GIVEN TEXT —
******
From the casual walker to the hard-core BACKpack-wielding superhuman,there’s something for you.
The West Coast is home to some of Australia’s most untouched and untamed wilderness - and the best way to connect with it is to explore it on foot.
Group A: Sturdy walking shoes or boots, sun hat, sun block, sunglasses, clothes suited to the day, and water.
Group B: Group A + raincoat, woollen jumper or fibre pile jacket, snacks or drink.
Group C: Group A & B + thermal leggings or shorts, warm hat or beanie, gloves, waterproof trousers, gaiters, lunch, drink, and map.
You need to be prepared for cold weather, even in summer months. We’ve been known to have highland snowfall in January.
Check out our Walks listings for details on the best West Coast Walks
Grade 1: No bushwalking experience, flat even surface, suitable for wheelchair users who have assistance.
Grade 2: No bushwalking experience, may have a gentle hill section and steps.
******
RECORDED DATA —
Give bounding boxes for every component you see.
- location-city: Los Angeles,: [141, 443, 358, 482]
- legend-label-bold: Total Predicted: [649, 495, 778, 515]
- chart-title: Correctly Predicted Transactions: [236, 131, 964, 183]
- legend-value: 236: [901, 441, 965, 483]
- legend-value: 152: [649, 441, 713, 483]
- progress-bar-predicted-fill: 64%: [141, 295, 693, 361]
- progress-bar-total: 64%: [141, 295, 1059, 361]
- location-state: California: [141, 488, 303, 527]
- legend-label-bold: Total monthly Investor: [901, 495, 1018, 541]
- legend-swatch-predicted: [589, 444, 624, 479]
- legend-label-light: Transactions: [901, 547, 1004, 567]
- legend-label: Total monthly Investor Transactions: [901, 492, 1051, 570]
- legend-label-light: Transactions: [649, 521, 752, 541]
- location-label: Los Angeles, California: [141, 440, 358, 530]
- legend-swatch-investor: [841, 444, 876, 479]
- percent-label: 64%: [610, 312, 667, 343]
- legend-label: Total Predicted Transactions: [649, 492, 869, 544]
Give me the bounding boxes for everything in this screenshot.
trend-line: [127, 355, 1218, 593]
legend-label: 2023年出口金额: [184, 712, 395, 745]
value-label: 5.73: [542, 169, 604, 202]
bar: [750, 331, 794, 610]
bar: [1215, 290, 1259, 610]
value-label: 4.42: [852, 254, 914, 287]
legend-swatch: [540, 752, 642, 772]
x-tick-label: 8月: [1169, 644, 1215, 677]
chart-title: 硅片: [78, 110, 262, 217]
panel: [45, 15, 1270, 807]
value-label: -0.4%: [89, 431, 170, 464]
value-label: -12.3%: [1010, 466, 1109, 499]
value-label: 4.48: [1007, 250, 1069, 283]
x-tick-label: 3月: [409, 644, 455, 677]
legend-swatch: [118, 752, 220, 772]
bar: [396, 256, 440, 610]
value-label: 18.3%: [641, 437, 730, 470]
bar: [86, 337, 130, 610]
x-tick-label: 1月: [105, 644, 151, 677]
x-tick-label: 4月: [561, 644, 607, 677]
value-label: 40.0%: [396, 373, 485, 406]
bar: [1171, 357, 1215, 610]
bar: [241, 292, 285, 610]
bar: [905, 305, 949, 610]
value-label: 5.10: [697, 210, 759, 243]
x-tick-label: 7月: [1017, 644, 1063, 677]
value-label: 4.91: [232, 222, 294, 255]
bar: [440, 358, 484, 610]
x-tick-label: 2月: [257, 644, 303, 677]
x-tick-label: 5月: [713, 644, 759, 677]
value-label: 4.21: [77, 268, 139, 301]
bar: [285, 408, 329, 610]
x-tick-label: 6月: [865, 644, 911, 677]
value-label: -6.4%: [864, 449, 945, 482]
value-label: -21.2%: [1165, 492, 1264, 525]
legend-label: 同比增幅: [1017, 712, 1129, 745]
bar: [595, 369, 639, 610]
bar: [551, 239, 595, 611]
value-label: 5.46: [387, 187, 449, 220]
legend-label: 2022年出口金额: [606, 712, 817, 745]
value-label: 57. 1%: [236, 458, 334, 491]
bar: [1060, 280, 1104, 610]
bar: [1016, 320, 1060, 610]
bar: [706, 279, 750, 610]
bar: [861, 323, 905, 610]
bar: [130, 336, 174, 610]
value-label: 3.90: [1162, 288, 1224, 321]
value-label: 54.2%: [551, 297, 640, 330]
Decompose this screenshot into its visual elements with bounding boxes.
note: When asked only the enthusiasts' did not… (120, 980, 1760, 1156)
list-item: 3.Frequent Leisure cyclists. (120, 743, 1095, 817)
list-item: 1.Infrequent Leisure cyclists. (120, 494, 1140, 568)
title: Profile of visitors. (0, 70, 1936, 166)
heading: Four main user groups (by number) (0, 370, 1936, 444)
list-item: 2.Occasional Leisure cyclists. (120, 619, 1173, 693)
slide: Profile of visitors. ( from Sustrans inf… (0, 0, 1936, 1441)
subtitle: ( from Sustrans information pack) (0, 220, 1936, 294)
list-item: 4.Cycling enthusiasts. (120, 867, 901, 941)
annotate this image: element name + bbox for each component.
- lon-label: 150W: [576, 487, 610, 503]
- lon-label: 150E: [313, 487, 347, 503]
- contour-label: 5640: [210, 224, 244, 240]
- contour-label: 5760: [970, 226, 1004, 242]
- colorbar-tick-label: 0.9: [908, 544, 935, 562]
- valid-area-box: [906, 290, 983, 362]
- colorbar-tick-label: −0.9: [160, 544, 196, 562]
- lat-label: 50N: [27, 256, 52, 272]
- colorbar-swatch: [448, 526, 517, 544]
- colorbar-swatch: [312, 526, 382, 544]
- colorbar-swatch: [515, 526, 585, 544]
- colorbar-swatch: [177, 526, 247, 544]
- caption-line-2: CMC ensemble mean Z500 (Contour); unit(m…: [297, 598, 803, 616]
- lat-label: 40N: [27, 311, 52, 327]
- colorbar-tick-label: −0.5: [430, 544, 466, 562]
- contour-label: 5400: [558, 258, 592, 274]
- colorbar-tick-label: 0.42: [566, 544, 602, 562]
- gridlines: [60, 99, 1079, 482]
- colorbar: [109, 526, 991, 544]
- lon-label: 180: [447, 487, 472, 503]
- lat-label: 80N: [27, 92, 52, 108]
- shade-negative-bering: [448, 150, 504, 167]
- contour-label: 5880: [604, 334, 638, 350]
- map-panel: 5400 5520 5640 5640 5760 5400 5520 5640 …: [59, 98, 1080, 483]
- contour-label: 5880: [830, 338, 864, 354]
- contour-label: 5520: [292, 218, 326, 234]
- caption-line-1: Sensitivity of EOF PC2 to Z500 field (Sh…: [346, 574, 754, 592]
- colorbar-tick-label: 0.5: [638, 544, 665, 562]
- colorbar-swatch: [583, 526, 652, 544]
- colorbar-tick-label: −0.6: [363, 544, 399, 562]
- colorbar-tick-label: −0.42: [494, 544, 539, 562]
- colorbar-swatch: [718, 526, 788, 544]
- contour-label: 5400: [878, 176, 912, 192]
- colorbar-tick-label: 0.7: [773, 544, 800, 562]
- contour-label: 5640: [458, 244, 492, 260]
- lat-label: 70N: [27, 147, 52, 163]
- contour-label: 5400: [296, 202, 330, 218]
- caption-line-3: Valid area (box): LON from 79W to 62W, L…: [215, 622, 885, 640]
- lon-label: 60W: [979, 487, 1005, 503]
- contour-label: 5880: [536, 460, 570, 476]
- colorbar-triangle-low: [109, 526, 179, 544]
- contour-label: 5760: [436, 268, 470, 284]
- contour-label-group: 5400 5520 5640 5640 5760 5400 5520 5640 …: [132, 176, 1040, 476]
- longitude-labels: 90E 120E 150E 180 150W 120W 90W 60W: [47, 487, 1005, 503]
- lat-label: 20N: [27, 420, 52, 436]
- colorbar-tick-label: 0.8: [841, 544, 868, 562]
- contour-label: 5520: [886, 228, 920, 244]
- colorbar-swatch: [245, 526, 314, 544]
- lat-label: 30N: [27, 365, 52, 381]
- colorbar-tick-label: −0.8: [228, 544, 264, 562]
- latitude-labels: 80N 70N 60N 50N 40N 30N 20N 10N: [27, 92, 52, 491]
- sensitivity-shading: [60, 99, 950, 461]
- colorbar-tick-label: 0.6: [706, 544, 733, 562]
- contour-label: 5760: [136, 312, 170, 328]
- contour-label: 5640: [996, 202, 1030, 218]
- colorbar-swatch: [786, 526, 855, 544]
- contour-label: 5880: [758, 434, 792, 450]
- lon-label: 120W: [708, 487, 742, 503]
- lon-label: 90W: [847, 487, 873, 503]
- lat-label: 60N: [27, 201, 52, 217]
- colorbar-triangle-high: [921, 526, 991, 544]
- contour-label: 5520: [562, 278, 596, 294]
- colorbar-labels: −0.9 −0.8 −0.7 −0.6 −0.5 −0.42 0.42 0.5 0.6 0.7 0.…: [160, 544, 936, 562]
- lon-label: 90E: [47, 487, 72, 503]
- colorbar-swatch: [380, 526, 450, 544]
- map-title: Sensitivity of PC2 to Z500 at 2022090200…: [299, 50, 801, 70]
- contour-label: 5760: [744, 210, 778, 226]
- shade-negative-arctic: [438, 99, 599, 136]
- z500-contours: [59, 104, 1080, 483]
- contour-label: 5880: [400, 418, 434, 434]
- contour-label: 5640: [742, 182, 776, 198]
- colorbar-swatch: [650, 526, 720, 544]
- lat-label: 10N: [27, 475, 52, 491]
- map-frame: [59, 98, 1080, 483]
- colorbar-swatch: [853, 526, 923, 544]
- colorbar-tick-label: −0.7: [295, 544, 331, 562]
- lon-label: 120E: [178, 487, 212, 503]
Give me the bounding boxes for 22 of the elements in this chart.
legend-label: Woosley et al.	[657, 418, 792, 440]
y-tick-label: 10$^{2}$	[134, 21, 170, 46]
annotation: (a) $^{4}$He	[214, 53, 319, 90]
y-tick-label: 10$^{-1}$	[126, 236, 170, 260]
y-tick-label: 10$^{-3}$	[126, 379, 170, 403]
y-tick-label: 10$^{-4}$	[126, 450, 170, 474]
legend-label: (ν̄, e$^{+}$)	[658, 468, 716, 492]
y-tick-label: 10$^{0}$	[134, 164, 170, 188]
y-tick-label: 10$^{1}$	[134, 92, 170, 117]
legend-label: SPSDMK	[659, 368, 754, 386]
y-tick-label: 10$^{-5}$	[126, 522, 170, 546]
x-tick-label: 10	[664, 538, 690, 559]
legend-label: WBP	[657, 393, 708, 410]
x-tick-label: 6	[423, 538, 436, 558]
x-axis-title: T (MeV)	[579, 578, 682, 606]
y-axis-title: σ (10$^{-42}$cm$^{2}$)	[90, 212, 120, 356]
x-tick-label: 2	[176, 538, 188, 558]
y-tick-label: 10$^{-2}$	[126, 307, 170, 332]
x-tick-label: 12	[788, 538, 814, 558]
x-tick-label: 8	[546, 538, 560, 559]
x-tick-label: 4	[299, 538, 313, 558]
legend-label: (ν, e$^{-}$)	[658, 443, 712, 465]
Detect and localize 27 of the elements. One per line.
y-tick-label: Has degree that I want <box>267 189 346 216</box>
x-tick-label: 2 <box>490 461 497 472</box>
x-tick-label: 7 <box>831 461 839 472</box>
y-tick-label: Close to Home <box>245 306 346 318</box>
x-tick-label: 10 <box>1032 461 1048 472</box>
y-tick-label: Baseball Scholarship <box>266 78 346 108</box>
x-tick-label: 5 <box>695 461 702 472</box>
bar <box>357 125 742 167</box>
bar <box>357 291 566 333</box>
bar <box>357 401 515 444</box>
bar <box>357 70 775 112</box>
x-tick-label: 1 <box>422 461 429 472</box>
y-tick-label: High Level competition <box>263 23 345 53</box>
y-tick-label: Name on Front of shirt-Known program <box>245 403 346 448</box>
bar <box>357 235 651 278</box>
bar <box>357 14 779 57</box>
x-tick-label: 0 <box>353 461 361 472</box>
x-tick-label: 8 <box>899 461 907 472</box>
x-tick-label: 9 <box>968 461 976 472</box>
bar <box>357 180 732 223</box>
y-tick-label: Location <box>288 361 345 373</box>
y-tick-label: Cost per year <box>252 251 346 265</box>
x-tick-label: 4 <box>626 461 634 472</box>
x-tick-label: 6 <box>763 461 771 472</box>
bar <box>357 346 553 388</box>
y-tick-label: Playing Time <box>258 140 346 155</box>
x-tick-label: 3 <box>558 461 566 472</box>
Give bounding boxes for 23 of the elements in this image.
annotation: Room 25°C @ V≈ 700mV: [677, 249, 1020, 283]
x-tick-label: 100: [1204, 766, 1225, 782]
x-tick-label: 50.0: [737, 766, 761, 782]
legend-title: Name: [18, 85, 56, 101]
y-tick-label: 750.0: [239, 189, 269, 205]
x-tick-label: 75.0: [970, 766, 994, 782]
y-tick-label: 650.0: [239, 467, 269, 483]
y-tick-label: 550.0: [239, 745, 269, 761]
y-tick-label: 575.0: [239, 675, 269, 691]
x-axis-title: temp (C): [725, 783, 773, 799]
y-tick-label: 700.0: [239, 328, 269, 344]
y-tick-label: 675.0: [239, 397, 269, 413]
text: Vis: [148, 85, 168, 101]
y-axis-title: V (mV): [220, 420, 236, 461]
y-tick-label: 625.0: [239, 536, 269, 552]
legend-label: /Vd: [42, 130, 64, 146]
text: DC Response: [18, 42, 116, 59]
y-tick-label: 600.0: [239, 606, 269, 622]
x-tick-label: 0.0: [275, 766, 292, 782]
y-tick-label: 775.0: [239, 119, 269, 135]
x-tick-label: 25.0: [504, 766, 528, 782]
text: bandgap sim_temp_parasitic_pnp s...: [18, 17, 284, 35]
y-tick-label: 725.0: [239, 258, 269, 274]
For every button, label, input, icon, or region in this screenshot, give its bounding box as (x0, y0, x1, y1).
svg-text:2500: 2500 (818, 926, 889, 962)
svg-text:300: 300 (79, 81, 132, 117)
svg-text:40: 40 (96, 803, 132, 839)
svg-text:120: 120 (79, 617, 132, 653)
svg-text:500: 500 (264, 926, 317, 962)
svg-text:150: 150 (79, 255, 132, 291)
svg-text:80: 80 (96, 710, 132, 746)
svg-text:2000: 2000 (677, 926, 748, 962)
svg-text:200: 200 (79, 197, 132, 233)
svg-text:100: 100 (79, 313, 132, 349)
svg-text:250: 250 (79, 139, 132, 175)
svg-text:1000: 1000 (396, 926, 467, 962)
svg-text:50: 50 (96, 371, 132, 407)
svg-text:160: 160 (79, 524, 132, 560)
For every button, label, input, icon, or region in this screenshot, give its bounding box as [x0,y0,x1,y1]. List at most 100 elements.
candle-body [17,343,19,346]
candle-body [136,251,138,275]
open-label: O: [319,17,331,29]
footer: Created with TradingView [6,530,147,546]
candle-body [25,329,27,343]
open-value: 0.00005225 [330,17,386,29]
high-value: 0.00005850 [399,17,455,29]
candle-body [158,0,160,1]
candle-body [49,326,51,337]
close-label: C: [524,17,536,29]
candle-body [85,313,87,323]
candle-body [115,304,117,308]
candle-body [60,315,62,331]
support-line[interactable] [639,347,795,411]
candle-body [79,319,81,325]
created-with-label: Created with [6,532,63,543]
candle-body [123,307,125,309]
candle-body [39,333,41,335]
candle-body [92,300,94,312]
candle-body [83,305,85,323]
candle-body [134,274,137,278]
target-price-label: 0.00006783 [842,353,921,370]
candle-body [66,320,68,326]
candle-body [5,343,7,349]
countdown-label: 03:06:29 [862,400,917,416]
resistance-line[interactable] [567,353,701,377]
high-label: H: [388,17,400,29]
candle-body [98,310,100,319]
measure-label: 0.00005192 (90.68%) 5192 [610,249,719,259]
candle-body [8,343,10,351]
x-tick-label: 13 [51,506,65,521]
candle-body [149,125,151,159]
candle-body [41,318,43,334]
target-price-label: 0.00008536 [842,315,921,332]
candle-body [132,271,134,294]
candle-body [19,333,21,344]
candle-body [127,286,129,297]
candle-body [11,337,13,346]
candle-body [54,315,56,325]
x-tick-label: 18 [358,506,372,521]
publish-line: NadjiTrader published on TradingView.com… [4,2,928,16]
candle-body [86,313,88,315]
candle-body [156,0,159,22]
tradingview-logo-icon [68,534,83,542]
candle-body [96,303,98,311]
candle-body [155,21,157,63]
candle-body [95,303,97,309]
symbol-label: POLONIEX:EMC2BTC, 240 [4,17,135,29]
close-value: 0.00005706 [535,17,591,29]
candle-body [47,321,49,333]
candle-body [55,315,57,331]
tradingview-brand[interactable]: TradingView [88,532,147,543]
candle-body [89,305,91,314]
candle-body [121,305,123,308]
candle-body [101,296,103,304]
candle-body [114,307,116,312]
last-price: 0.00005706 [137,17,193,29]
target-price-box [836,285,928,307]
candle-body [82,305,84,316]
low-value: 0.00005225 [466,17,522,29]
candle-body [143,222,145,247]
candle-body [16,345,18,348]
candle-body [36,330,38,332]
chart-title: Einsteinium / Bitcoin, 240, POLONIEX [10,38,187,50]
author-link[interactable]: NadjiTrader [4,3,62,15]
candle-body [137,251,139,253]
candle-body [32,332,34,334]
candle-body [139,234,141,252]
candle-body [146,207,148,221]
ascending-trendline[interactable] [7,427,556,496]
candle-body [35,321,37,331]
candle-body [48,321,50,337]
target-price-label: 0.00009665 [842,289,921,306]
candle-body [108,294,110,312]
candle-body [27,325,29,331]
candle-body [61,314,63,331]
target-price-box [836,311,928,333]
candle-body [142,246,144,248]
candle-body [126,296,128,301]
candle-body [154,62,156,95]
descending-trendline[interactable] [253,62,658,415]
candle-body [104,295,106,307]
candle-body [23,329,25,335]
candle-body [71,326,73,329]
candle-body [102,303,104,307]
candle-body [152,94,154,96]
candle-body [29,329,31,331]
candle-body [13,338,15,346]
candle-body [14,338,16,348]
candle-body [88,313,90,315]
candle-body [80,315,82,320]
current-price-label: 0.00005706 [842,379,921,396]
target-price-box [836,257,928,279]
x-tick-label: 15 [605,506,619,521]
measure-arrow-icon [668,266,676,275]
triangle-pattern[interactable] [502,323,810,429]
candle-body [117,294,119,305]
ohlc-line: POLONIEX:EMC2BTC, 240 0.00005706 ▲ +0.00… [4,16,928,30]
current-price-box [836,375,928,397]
******
PROBLEM TO WORK ON — Continue the text about walking on the West Coast, picking up after its last sentence.

ANSWER TO THE PROBLEM —
Grade 3: Suitable for most ages and fitness levels, some bushwalking experience recommended, may have steep hills, rough surface, and many steps.
Break up the long drive and stretch your legs - you won't be disappointed. Nelson Falls are reached after an easy 20 minute return (1.4km) boardwalk stroll beside a river through a forest of sassafras, myrtle and ferns. The falls are especially spectacular after heavy rain.
Henty Sand Dunes
A series of giant dunes formed by the Roaring Forties are great to explore. The dunes are around 30m high, reaching several kilometres inland and extending 15 km along the coast. From the picnic area it's an easy 1.5 hr return walk through the dunes to Ocean Beach.
Lake Mackintosh is one of the most beautiful lakes in the region. The lake and surrounding country is magnificent with myrtle, sassafras and eucalypt forests along with native ferns growing almost to the lake's edge.